[Structured figure records]
________________________________________

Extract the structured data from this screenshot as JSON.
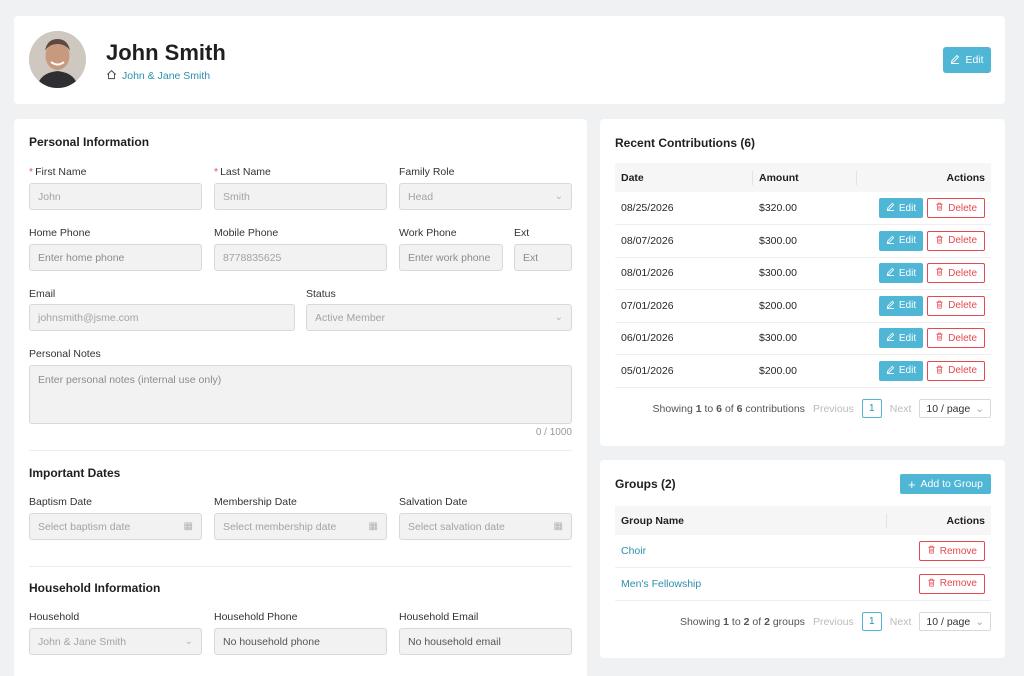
{
  "header": {
    "name": "John Smith",
    "household": "John & Jane Smith",
    "edit_label": "Edit"
  },
  "personal": {
    "title": "Personal Information",
    "first_name_label": "First Name",
    "first_name_value": "John",
    "last_name_label": "Last Name",
    "last_name_value": "Smith",
    "family_role_label": "Family Role",
    "family_role_value": "Head",
    "home_phone_label": "Home Phone",
    "home_phone_placeholder": "Enter home phone",
    "mobile_phone_label": "Mobile Phone",
    "mobile_phone_value": "8778835625",
    "work_phone_label": "Work Phone",
    "work_phone_placeholder": "Enter work phone",
    "ext_label": "Ext",
    "ext_placeholder": "Ext",
    "email_label": "Email",
    "email_value": "johnsmith@jsme.com",
    "status_label": "Status",
    "status_value": "Active Member",
    "notes_label": "Personal Notes",
    "notes_placeholder": "Enter personal notes (internal use only)",
    "notes_counter": "0 / 1000"
  },
  "dates": {
    "title": "Important Dates",
    "baptism_label": "Baptism Date",
    "baptism_placeholder": "Select baptism date",
    "membership_label": "Membership Date",
    "membership_placeholder": "Select membership date",
    "salvation_label": "Salvation Date",
    "salvation_placeholder": "Select salvation date"
  },
  "household": {
    "title": "Household Information",
    "household_label": "Household",
    "household_value": "John & Jane Smith",
    "phone_label": "Household Phone",
    "phone_value": "No household phone",
    "email_label": "Household Email",
    "email_value": "No household email"
  },
  "contributions": {
    "title": "Recent Contributions (6)",
    "col_date": "Date",
    "col_amount": "Amount",
    "col_actions": "Actions",
    "edit_label": "Edit",
    "delete_label": "Delete",
    "rows": [
      {
        "date": "08/25/2026",
        "amount": "$320.00"
      },
      {
        "date": "08/07/2026",
        "amount": "$300.00"
      },
      {
        "date": "08/01/2026",
        "amount": "$300.00"
      },
      {
        "date": "07/01/2026",
        "amount": "$200.00"
      },
      {
        "date": "06/01/2026",
        "amount": "$300.00"
      },
      {
        "date": "05/01/2026",
        "amount": "$200.00"
      }
    ],
    "showing_prefix": "Showing",
    "showing_from": "1",
    "showing_to_word": "to",
    "showing_to": "6",
    "showing_of_word": "of",
    "showing_total": "6",
    "showing_suffix": "contributions",
    "previous": "Previous",
    "page": "1",
    "next": "Next",
    "page_size": "10 / page"
  },
  "groups": {
    "title": "Groups (2)",
    "add_label": "Add to Group",
    "col_name": "Group Name",
    "col_actions": "Actions",
    "remove_label": "Remove",
    "rows": [
      {
        "name": "Choir"
      },
      {
        "name": "Men's Fellowship"
      }
    ],
    "showing_prefix": "Showing",
    "showing_from": "1",
    "showing_to_word": "to",
    "showing_to": "2",
    "showing_of_word": "of",
    "showing_total": "2",
    "showing_suffix": "groups",
    "previous": "Previous",
    "page": "1",
    "next": "Next",
    "page_size": "10 / page"
  }
}
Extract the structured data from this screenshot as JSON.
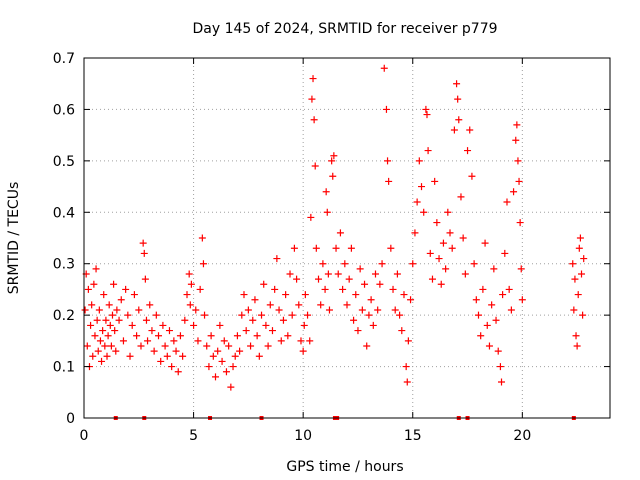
{
  "chart_data": {
    "type": "scatter",
    "title": "Day 145 of 2024, SRMTID for receiver p779",
    "xlabel": "GPS time / hours",
    "ylabel": "SRMTID / TECUs",
    "xlim": [
      0,
      24
    ],
    "ylim": [
      0,
      0.7
    ],
    "xticks": [
      0,
      5,
      10,
      15,
      20
    ],
    "yticks": [
      0,
      0.1,
      0.2,
      0.3,
      0.4,
      0.5,
      0.6,
      0.7
    ],
    "xtick_labels": [
      "0",
      "5",
      "10",
      "15",
      "20"
    ],
    "ytick_labels": [
      "0",
      "0.1",
      "0.2",
      "0.3",
      "0.4",
      "0.5",
      "0.6",
      "0.7"
    ],
    "grid": true,
    "marker": "+",
    "color": "#ff0000",
    "series": [
      {
        "name": "SRMTID",
        "points": [
          [
            0.05,
            0.21
          ],
          [
            0.1,
            0.28
          ],
          [
            0.15,
            0.14
          ],
          [
            0.2,
            0.25
          ],
          [
            0.25,
            0.1
          ],
          [
            0.3,
            0.18
          ],
          [
            0.35,
            0.22
          ],
          [
            0.4,
            0.12
          ],
          [
            0.45,
            0.26
          ],
          [
            0.5,
            0.16
          ],
          [
            0.55,
            0.29
          ],
          [
            0.6,
            0.19
          ],
          [
            0.65,
            0.13
          ],
          [
            0.7,
            0.21
          ],
          [
            0.75,
            0.15
          ],
          [
            0.8,
            0.11
          ],
          [
            0.85,
            0.17
          ],
          [
            0.9,
            0.24
          ],
          [
            0.95,
            0.14
          ],
          [
            1.0,
            0.19
          ],
          [
            1.05,
            0.12
          ],
          [
            1.1,
            0.16
          ],
          [
            1.15,
            0.22
          ],
          [
            1.2,
            0.18
          ],
          [
            1.25,
            0.14
          ],
          [
            1.3,
            0.2
          ],
          [
            1.35,
            0.26
          ],
          [
            1.4,
            0.17
          ],
          [
            1.45,
            0.13
          ],
          [
            1.5,
            0.21
          ],
          [
            1.6,
            0.19
          ],
          [
            1.7,
            0.23
          ],
          [
            1.8,
            0.15
          ],
          [
            1.9,
            0.25
          ],
          [
            2.0,
            0.2
          ],
          [
            2.1,
            0.12
          ],
          [
            2.2,
            0.18
          ],
          [
            2.3,
            0.24
          ],
          [
            2.4,
            0.16
          ],
          [
            2.5,
            0.21
          ],
          [
            2.6,
            0.14
          ],
          [
            2.7,
            0.34
          ],
          [
            2.75,
            0.32
          ],
          [
            2.8,
            0.27
          ],
          [
            2.85,
            0.19
          ],
          [
            2.9,
            0.15
          ],
          [
            3.0,
            0.22
          ],
          [
            3.1,
            0.17
          ],
          [
            3.2,
            0.13
          ],
          [
            3.3,
            0.2
          ],
          [
            3.4,
            0.16
          ],
          [
            3.5,
            0.11
          ],
          [
            3.6,
            0.18
          ],
          [
            3.7,
            0.14
          ],
          [
            3.8,
            0.12
          ],
          [
            3.9,
            0.17
          ],
          [
            4.0,
            0.1
          ],
          [
            4.1,
            0.15
          ],
          [
            4.2,
            0.13
          ],
          [
            4.3,
            0.09
          ],
          [
            4.4,
            0.16
          ],
          [
            4.5,
            0.12
          ],
          [
            4.6,
            0.19
          ],
          [
            4.7,
            0.24
          ],
          [
            4.8,
            0.28
          ],
          [
            4.85,
            0.22
          ],
          [
            4.9,
            0.26
          ],
          [
            5.0,
            0.18
          ],
          [
            5.1,
            0.21
          ],
          [
            5.2,
            0.15
          ],
          [
            5.3,
            0.25
          ],
          [
            5.4,
            0.35
          ],
          [
            5.45,
            0.3
          ],
          [
            5.5,
            0.2
          ],
          [
            5.6,
            0.14
          ],
          [
            5.7,
            0.1
          ],
          [
            5.8,
            0.16
          ],
          [
            5.9,
            0.12
          ],
          [
            6.0,
            0.08
          ],
          [
            6.1,
            0.13
          ],
          [
            6.2,
            0.18
          ],
          [
            6.3,
            0.11
          ],
          [
            6.4,
            0.15
          ],
          [
            6.5,
            0.09
          ],
          [
            6.6,
            0.14
          ],
          [
            6.7,
            0.06
          ],
          [
            6.8,
            0.1
          ],
          [
            6.9,
            0.12
          ],
          [
            7.0,
            0.16
          ],
          [
            7.1,
            0.13
          ],
          [
            7.2,
            0.2
          ],
          [
            7.3,
            0.24
          ],
          [
            7.4,
            0.17
          ],
          [
            7.5,
            0.21
          ],
          [
            7.6,
            0.14
          ],
          [
            7.7,
            0.19
          ],
          [
            7.8,
            0.23
          ],
          [
            7.9,
            0.16
          ],
          [
            8.0,
            0.12
          ],
          [
            8.1,
            0.2
          ],
          [
            8.2,
            0.26
          ],
          [
            8.3,
            0.18
          ],
          [
            8.4,
            0.14
          ],
          [
            8.5,
            0.22
          ],
          [
            8.6,
            0.17
          ],
          [
            8.7,
            0.25
          ],
          [
            8.8,
            0.31
          ],
          [
            8.9,
            0.21
          ],
          [
            9.0,
            0.15
          ],
          [
            9.1,
            0.19
          ],
          [
            9.2,
            0.24
          ],
          [
            9.3,
            0.16
          ],
          [
            9.4,
            0.28
          ],
          [
            9.5,
            0.2
          ],
          [
            9.6,
            0.33
          ],
          [
            9.7,
            0.27
          ],
          [
            9.8,
            0.22
          ],
          [
            9.9,
            0.15
          ],
          [
            10.0,
            0.13
          ],
          [
            10.05,
            0.18
          ],
          [
            10.1,
            0.24
          ],
          [
            10.2,
            0.2
          ],
          [
            10.3,
            0.15
          ],
          [
            10.35,
            0.39
          ],
          [
            10.4,
            0.62
          ],
          [
            10.45,
            0.66
          ],
          [
            10.5,
            0.58
          ],
          [
            10.55,
            0.49
          ],
          [
            10.6,
            0.33
          ],
          [
            10.7,
            0.27
          ],
          [
            10.8,
            0.22
          ],
          [
            10.9,
            0.3
          ],
          [
            11.0,
            0.25
          ],
          [
            11.05,
            0.44
          ],
          [
            11.1,
            0.4
          ],
          [
            11.15,
            0.28
          ],
          [
            11.2,
            0.21
          ],
          [
            11.3,
            0.5
          ],
          [
            11.35,
            0.47
          ],
          [
            11.4,
            0.51
          ],
          [
            11.5,
            0.33
          ],
          [
            11.6,
            0.28
          ],
          [
            11.7,
            0.36
          ],
          [
            11.8,
            0.25
          ],
          [
            11.9,
            0.3
          ],
          [
            12.0,
            0.22
          ],
          [
            12.1,
            0.27
          ],
          [
            12.2,
            0.33
          ],
          [
            12.3,
            0.19
          ],
          [
            12.4,
            0.24
          ],
          [
            12.5,
            0.17
          ],
          [
            12.6,
            0.29
          ],
          [
            12.7,
            0.21
          ],
          [
            12.8,
            0.26
          ],
          [
            12.9,
            0.14
          ],
          [
            13.0,
            0.2
          ],
          [
            13.1,
            0.23
          ],
          [
            13.2,
            0.18
          ],
          [
            13.3,
            0.28
          ],
          [
            13.4,
            0.21
          ],
          [
            13.5,
            0.26
          ],
          [
            13.6,
            0.3
          ],
          [
            13.7,
            0.68
          ],
          [
            13.8,
            0.6
          ],
          [
            13.85,
            0.5
          ],
          [
            13.9,
            0.46
          ],
          [
            14.0,
            0.33
          ],
          [
            14.1,
            0.25
          ],
          [
            14.2,
            0.21
          ],
          [
            14.3,
            0.28
          ],
          [
            14.4,
            0.2
          ],
          [
            14.5,
            0.17
          ],
          [
            14.6,
            0.24
          ],
          [
            14.7,
            0.1
          ],
          [
            14.75,
            0.07
          ],
          [
            14.8,
            0.15
          ],
          [
            14.9,
            0.23
          ],
          [
            15.0,
            0.3
          ],
          [
            15.1,
            0.36
          ],
          [
            15.2,
            0.42
          ],
          [
            15.3,
            0.5
          ],
          [
            15.4,
            0.45
          ],
          [
            15.5,
            0.4
          ],
          [
            15.6,
            0.6
          ],
          [
            15.65,
            0.59
          ],
          [
            15.7,
            0.52
          ],
          [
            15.8,
            0.32
          ],
          [
            15.9,
            0.27
          ],
          [
            16.0,
            0.46
          ],
          [
            16.1,
            0.38
          ],
          [
            16.2,
            0.31
          ],
          [
            16.3,
            0.26
          ],
          [
            16.4,
            0.34
          ],
          [
            16.5,
            0.29
          ],
          [
            16.6,
            0.4
          ],
          [
            16.7,
            0.36
          ],
          [
            16.8,
            0.33
          ],
          [
            16.9,
            0.56
          ],
          [
            17.0,
            0.65
          ],
          [
            17.05,
            0.62
          ],
          [
            17.1,
            0.58
          ],
          [
            17.2,
            0.43
          ],
          [
            17.3,
            0.35
          ],
          [
            17.4,
            0.28
          ],
          [
            17.5,
            0.52
          ],
          [
            17.6,
            0.56
          ],
          [
            17.7,
            0.47
          ],
          [
            17.8,
            0.3
          ],
          [
            17.9,
            0.23
          ],
          [
            18.0,
            0.2
          ],
          [
            18.1,
            0.16
          ],
          [
            18.2,
            0.25
          ],
          [
            18.3,
            0.34
          ],
          [
            18.4,
            0.18
          ],
          [
            18.5,
            0.14
          ],
          [
            18.6,
            0.22
          ],
          [
            18.7,
            0.29
          ],
          [
            18.8,
            0.19
          ],
          [
            18.9,
            0.13
          ],
          [
            19.0,
            0.1
          ],
          [
            19.05,
            0.07
          ],
          [
            19.1,
            0.24
          ],
          [
            19.2,
            0.32
          ],
          [
            19.3,
            0.42
          ],
          [
            19.4,
            0.25
          ],
          [
            19.5,
            0.21
          ],
          [
            19.6,
            0.44
          ],
          [
            19.7,
            0.54
          ],
          [
            19.75,
            0.57
          ],
          [
            19.8,
            0.5
          ],
          [
            19.85,
            0.46
          ],
          [
            19.9,
            0.38
          ],
          [
            19.95,
            0.29
          ],
          [
            20.0,
            0.23
          ],
          [
            22.3,
            0.3
          ],
          [
            22.35,
            0.21
          ],
          [
            22.4,
            0.27
          ],
          [
            22.45,
            0.16
          ],
          [
            22.5,
            0.14
          ],
          [
            22.55,
            0.24
          ],
          [
            22.6,
            0.33
          ],
          [
            22.65,
            0.35
          ],
          [
            22.7,
            0.28
          ],
          [
            22.75,
            0.2
          ],
          [
            22.8,
            0.31
          ]
        ]
      }
    ],
    "baseline_markers_x": [
      1.45,
      2.75,
      5.75,
      8.1,
      11.45,
      11.55,
      17.1,
      17.5,
      22.35
    ]
  }
}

________________________________________

▶ _Challenge_:
Copy every line from the entries that contains the word "Enter".

▶ _Problem solution_:
    "home_phone_placeholder": "Enter home phone",
    "work_phone_placeholder": "Enter work phone",
    "notes_placeholder": "Enter personal notes (internal use only)",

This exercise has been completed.